**What is being asked:** Count the lines below that include the word "Místek" and write that number alone.

**Exercise material:**
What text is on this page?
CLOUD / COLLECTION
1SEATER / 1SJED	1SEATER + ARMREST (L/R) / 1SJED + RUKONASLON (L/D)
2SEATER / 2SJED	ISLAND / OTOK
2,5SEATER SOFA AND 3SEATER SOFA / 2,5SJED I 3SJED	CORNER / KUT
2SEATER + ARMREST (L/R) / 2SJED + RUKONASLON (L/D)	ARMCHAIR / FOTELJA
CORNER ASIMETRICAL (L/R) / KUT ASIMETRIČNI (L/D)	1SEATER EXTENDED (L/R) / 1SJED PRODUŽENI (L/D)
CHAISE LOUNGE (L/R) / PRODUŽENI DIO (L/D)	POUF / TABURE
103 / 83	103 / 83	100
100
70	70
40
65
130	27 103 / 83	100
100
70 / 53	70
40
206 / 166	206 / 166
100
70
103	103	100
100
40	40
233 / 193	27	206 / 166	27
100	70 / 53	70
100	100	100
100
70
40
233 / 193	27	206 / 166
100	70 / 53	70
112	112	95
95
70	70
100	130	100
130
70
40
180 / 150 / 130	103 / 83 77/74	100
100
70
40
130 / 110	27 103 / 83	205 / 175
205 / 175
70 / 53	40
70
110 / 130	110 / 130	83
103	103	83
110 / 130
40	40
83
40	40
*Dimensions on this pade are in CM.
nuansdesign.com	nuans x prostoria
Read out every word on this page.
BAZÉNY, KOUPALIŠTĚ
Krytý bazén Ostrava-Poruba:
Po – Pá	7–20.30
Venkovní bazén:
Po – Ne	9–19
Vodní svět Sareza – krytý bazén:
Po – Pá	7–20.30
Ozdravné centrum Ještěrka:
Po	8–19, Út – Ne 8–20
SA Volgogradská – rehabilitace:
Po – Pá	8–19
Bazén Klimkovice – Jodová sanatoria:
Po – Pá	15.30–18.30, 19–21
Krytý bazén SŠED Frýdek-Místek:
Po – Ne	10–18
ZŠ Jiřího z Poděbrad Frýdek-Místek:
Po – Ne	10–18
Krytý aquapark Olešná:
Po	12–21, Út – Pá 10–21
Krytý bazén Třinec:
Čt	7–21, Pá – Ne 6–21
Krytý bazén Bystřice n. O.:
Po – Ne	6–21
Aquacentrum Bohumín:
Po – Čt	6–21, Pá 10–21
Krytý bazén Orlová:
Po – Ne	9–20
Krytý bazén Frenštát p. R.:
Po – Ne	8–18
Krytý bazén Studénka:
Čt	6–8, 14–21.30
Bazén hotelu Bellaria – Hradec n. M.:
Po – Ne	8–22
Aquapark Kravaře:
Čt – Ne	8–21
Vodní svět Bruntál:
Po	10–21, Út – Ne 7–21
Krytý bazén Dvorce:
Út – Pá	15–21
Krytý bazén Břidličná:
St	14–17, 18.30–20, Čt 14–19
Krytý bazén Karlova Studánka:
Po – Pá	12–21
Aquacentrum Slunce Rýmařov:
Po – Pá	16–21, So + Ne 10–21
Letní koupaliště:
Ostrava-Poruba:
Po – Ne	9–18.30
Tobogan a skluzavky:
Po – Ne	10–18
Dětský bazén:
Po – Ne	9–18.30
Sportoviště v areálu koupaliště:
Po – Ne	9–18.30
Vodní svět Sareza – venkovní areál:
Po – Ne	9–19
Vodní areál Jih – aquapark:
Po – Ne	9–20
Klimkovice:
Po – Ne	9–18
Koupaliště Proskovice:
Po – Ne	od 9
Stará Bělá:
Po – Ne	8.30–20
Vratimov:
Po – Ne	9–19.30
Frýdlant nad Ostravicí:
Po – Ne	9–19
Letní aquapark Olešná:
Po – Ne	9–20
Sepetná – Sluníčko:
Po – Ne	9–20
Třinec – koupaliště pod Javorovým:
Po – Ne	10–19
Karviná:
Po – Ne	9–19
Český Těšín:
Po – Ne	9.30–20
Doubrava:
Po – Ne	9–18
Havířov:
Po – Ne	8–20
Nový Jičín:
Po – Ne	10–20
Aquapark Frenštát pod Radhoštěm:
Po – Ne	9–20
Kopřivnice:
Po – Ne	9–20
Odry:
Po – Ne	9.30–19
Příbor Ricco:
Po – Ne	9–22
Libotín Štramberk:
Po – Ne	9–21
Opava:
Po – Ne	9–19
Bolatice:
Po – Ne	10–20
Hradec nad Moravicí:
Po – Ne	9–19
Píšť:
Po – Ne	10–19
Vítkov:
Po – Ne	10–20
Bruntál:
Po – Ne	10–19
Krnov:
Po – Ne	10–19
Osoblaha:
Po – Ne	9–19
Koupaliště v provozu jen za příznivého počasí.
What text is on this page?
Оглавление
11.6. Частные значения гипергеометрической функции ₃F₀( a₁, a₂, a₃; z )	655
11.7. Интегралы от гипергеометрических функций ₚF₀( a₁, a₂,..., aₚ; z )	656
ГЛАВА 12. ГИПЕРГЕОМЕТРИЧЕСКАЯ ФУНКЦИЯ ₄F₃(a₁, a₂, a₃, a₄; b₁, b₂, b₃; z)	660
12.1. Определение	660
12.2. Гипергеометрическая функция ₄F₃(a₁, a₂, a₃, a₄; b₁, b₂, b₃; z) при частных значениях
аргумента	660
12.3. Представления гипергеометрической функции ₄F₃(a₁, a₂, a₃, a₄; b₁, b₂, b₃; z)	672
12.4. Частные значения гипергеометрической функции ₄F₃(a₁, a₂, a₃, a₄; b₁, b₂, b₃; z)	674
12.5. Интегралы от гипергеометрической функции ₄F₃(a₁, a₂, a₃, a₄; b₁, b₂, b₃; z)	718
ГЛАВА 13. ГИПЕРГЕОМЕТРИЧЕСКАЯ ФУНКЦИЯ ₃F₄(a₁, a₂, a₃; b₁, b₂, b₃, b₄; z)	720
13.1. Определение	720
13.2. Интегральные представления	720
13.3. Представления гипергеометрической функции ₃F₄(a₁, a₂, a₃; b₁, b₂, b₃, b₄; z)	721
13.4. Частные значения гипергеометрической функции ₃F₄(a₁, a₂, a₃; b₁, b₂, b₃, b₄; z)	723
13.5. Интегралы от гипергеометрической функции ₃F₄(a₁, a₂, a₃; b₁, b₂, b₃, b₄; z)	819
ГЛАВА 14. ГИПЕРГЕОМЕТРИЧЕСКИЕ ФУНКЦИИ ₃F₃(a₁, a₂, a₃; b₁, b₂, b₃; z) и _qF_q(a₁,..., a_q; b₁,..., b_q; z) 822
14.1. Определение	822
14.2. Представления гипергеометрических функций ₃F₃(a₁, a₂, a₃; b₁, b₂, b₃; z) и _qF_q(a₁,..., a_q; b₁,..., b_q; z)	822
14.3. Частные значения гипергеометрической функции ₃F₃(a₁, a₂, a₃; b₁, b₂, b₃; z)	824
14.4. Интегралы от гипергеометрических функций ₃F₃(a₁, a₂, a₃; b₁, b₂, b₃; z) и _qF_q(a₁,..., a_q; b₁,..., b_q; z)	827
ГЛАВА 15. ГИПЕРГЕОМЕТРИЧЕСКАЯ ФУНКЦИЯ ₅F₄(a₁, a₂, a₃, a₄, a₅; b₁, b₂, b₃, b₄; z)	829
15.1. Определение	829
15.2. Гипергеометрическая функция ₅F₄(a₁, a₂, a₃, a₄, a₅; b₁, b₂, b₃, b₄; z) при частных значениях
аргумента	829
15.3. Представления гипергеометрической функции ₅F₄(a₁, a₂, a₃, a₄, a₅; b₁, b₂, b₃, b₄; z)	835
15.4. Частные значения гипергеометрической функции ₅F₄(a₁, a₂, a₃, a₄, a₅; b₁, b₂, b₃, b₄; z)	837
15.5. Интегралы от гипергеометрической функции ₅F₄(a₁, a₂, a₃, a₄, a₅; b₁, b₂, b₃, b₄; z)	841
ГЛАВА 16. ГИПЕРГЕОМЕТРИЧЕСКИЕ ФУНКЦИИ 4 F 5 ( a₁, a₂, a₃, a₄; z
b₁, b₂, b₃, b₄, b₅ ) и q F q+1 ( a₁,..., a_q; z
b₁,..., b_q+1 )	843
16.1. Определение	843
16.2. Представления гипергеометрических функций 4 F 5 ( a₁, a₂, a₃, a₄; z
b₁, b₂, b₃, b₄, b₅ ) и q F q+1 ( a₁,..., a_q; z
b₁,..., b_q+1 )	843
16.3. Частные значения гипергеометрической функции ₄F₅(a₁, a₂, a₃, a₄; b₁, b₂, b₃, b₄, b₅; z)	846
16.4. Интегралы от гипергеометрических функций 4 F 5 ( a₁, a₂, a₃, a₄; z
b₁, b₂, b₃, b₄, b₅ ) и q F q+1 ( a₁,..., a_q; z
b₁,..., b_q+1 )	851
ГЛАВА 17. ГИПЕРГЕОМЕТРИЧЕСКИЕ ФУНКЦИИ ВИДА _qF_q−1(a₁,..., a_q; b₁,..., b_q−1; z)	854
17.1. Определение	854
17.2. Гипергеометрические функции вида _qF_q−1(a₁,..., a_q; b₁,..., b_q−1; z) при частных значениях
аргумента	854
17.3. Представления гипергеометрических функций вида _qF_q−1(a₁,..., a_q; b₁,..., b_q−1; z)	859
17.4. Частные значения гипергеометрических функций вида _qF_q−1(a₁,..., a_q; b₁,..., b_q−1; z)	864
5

**Solution below:** 2